Exercise description ▸ Pictures do not belong in the copy. Return all of the entries exactly.

>> BEGIN

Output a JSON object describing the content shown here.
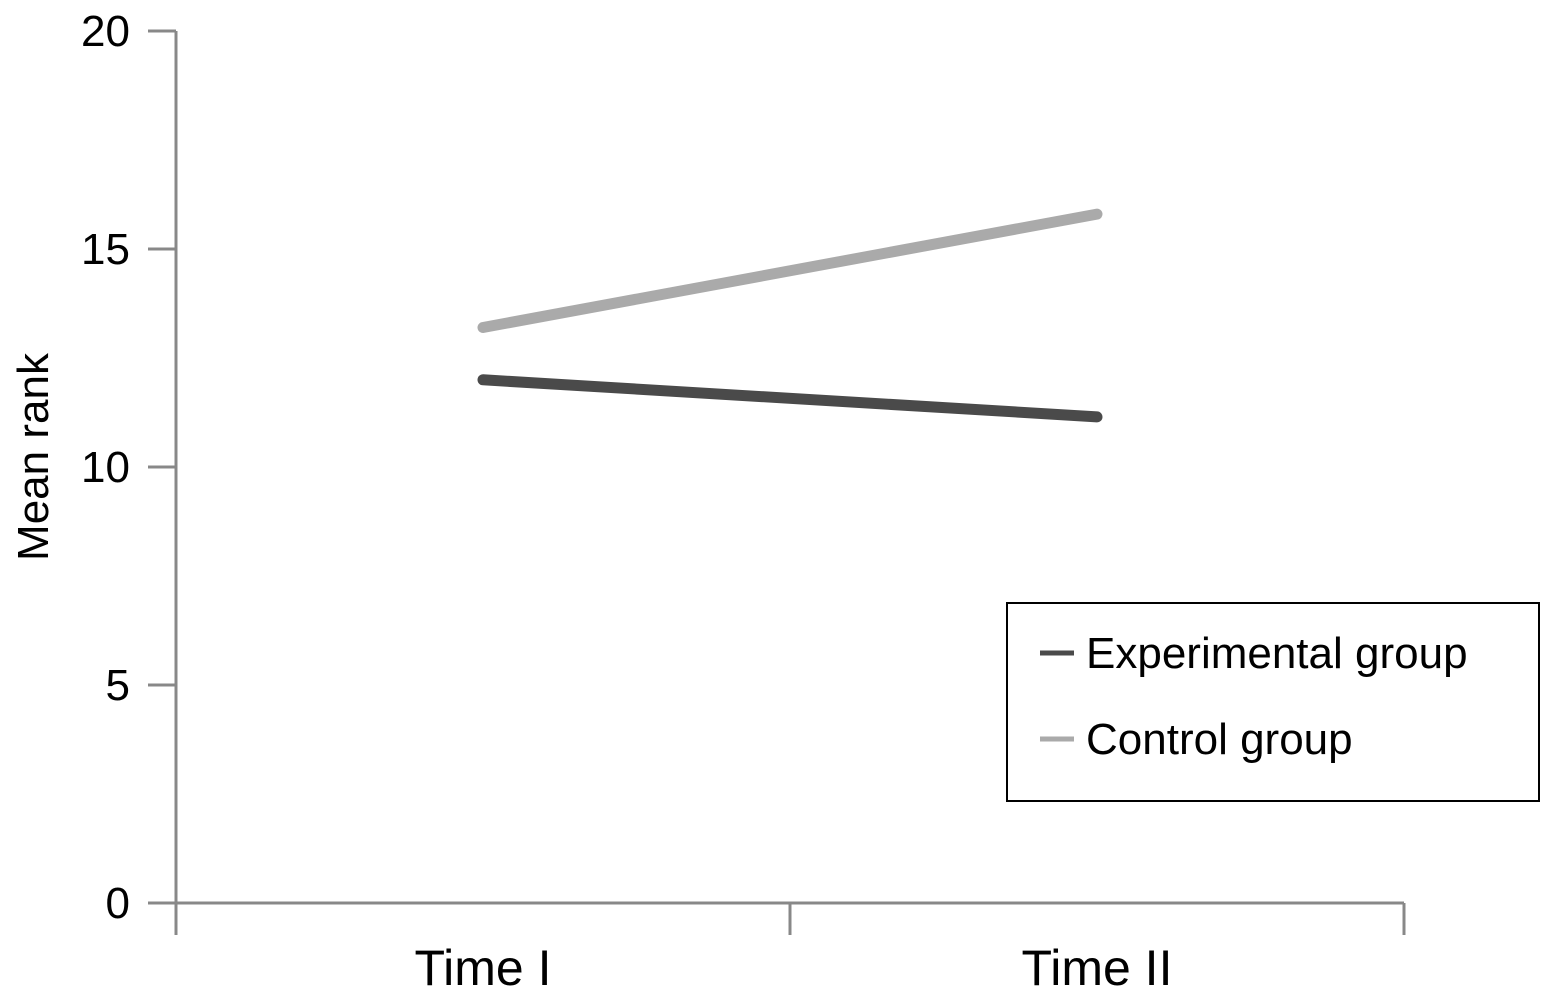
{
  "chart_data": {
    "type": "line",
    "title": "",
    "xlabel": "",
    "ylabel": "Mean rank",
    "categories": [
      "Time I",
      "Time II"
    ],
    "ylim": [
      0,
      20
    ],
    "yticks": [
      0,
      5,
      10,
      15,
      20
    ],
    "grid": false,
    "legend_position": "right",
    "series": [
      {
        "name": "Experimental group",
        "values": [
          12.0,
          11.15
        ],
        "color": "#4a4a4a"
      },
      {
        "name": "Control group",
        "values": [
          13.2,
          15.8
        ],
        "color": "#aaaaaa"
      }
    ]
  }
}
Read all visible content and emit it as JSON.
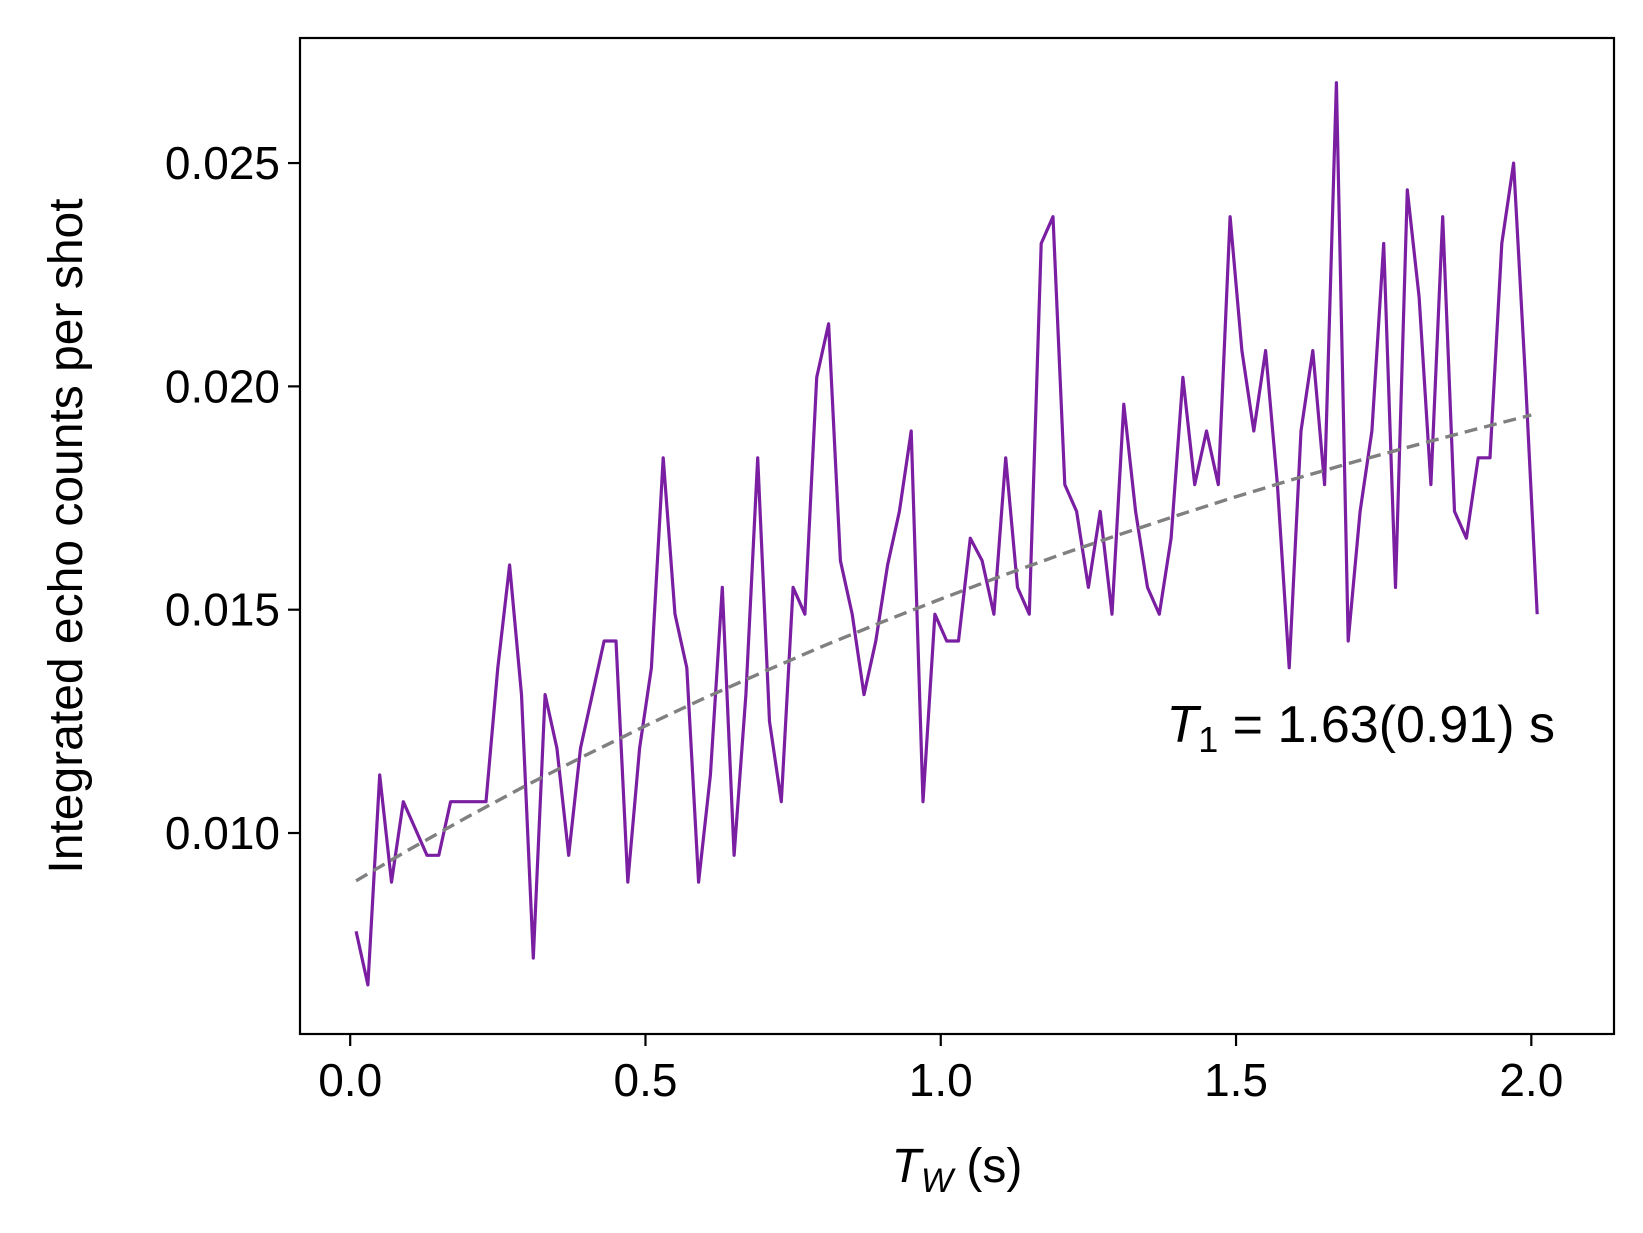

>> END

Result for this task ▸
Output a JSON object describing the content shown here.
{
  "chart_data": {
    "type": "line",
    "title": "",
    "xlabel": "",
    "ylabel": "Mean rank",
    "categories": [
      "Time I",
      "Time II"
    ],
    "ylim": [
      0,
      20
    ],
    "yticks": [
      0,
      5,
      10,
      15,
      20
    ],
    "grid": false,
    "legend_position": "right",
    "series": [
      {
        "name": "Experimental group",
        "values": [
          12.0,
          11.15
        ],
        "color": "#4a4a4a"
      },
      {
        "name": "Control group",
        "values": [
          13.2,
          15.8
        ],
        "color": "#aaaaaa"
      }
    ]
  }
}
Read all visible content and emit it as JSON.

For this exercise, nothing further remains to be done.